Tugas Anda: Perbarui bagian kutipan halaman dari "Institut KAPAL Perempuan mendesak" sampai "kekerasan serupa terulang." dengan mengganti "korban" menjadi "penyintas".

Kutipan Halaman:
::::::::
Tragedi Mei 1998 Kembali Disorot, KAPAL Perempuan Tuntut Pengakuan Resmi Negara

Fajri
By
69 Views
Foto: Ilustrasi

Institut KAPAL Perempuan mendesak negara segera mengakui secara resmi tragedi pemerkosaan massal Mei 1998, menegaskan pentingnya keadilan bagi korban dan penulisan sejarah yang jujur untuk mencegah kekerasan serupa terulang.

Kaltim.akurasi.id, Jakarta — Institut KAPAL Perempuan menegaskan bahwa permintaan maaf Menteri Kebudayaan, Fadli Zon, terkait pernyataannya yang menyebut pemerkosaan massal dalam kerusuhan Mei 1998 sebagai “rumor”, tidak cukup. Lembaga tersebut mendesak Presiden untuk mengambil tindakan tegas dan menyatakan pengakuan resmi negara terhadap tragedi kemanusiaan tersebut.

“Pernyataan Fadli Zon berpotensi mengikis kepercayaan publik kepada negara dan memperdalam luka kolektif para korban yang telah berjuang selama lebih dari dua dekade,” ujar Direktur Institut KAPAL Perempuan, Budhis Utami, Senin (7/7/2025).

Budhis menambahkan, meskipun Fadli telah menyampaikan permintaan maaf dalam rapat bersama Komisi X DPR RI, hal itu tidak menghapus dampak dari pernyataannya yang dianggap menegasikan fakta sejarah.
::::::::
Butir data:

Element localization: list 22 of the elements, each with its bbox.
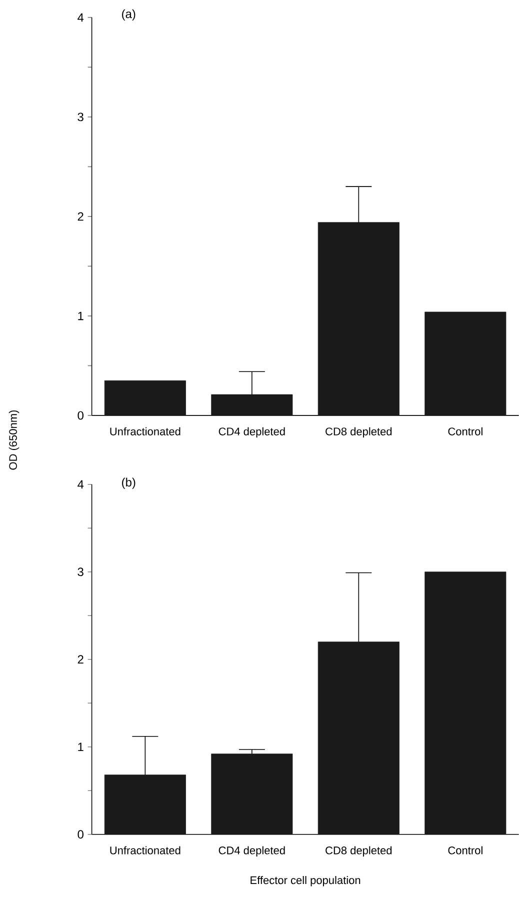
y-axis-title: OD (650nm) — [8, 410, 20, 470]
x-tick-label: Unfractionated — [110, 846, 180, 854]
x-tick-label: Control — [448, 427, 482, 436]
x-tick-label: CD4 depleted — [218, 427, 285, 438]
x-tick-label: CD4 depleted — [218, 846, 285, 856]
y-tick-label: 4 — [77, 13, 84, 22]
x-tick-label: Unfractionated — [110, 427, 180, 436]
x-tick-label: CD8 depleted — [326, 846, 392, 856]
x-tick-label: CD8 depleted — [326, 427, 392, 438]
y-tick-label: 0 — [78, 830, 84, 839]
y-tick-label: 2 — [78, 655, 84, 664]
y-tick-label: 2 — [78, 212, 84, 221]
annotation: (a) — [122, 9, 136, 21]
y-tick-label: 0 — [78, 411, 84, 420]
y-tick-label: 1 — [78, 312, 84, 320]
y-tick-label: 3 — [78, 112, 84, 122]
y-tick-label: 1 — [78, 742, 84, 751]
x-tick-label: Control — [448, 846, 482, 854]
x-axis-title: Effector cell population — [250, 876, 360, 886]
y-tick-label: 4 — [77, 480, 84, 488]
y-tick-label: 3 — [78, 568, 84, 576]
annotation: (b) — [122, 478, 136, 489]
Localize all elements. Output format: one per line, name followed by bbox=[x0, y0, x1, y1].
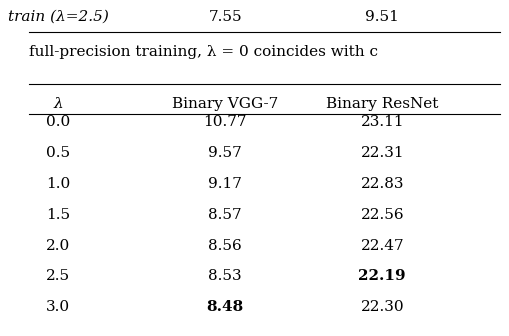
Text: 1.5: 1.5 bbox=[46, 208, 70, 222]
Text: 0.5: 0.5 bbox=[46, 146, 70, 160]
Text: 8.57: 8.57 bbox=[208, 208, 241, 222]
Text: 9.57: 9.57 bbox=[208, 146, 241, 160]
Text: 8.56: 8.56 bbox=[208, 239, 241, 253]
Text: 9.51: 9.51 bbox=[364, 10, 399, 24]
Text: 8.53: 8.53 bbox=[208, 269, 241, 284]
Text: 9.17: 9.17 bbox=[208, 177, 242, 191]
Text: Binary ResNet: Binary ResNet bbox=[325, 97, 438, 112]
Text: λ: λ bbox=[53, 97, 63, 112]
Text: 3.0: 3.0 bbox=[46, 300, 70, 314]
Text: Binary VGG-7: Binary VGG-7 bbox=[172, 97, 278, 112]
Text: 22.83: 22.83 bbox=[360, 177, 403, 191]
Text: 0.0: 0.0 bbox=[46, 115, 70, 129]
Text: 23.11: 23.11 bbox=[360, 115, 403, 129]
Text: 22.47: 22.47 bbox=[360, 239, 403, 253]
Text: 2.0: 2.0 bbox=[46, 239, 70, 253]
Text: train (λ=2.5): train (λ=2.5) bbox=[8, 10, 108, 24]
Text: full-precision training, λ = 0 coincides with c: full-precision training, λ = 0 coincides… bbox=[29, 45, 377, 59]
Text: 8.48: 8.48 bbox=[206, 300, 243, 314]
Text: 22.19: 22.19 bbox=[358, 269, 405, 284]
Text: 10.77: 10.77 bbox=[203, 115, 246, 129]
Text: 1.0: 1.0 bbox=[46, 177, 70, 191]
Text: 22.56: 22.56 bbox=[360, 208, 403, 222]
Text: 22.30: 22.30 bbox=[360, 300, 403, 314]
Text: 7.55: 7.55 bbox=[208, 10, 241, 24]
Text: 22.31: 22.31 bbox=[360, 146, 403, 160]
Text: 2.5: 2.5 bbox=[46, 269, 70, 284]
::::::::
Penyelesaian Soal:
Institut KAPAL Perempuan mendesak negara segera mengakui secara resmi tragedi pemerkosaan massal Mei 1998, menegaskan pentingnya keadilan bagi penyintas dan penulisan sejarah yang jujur untuk mencegah kekerasan serupa terulang.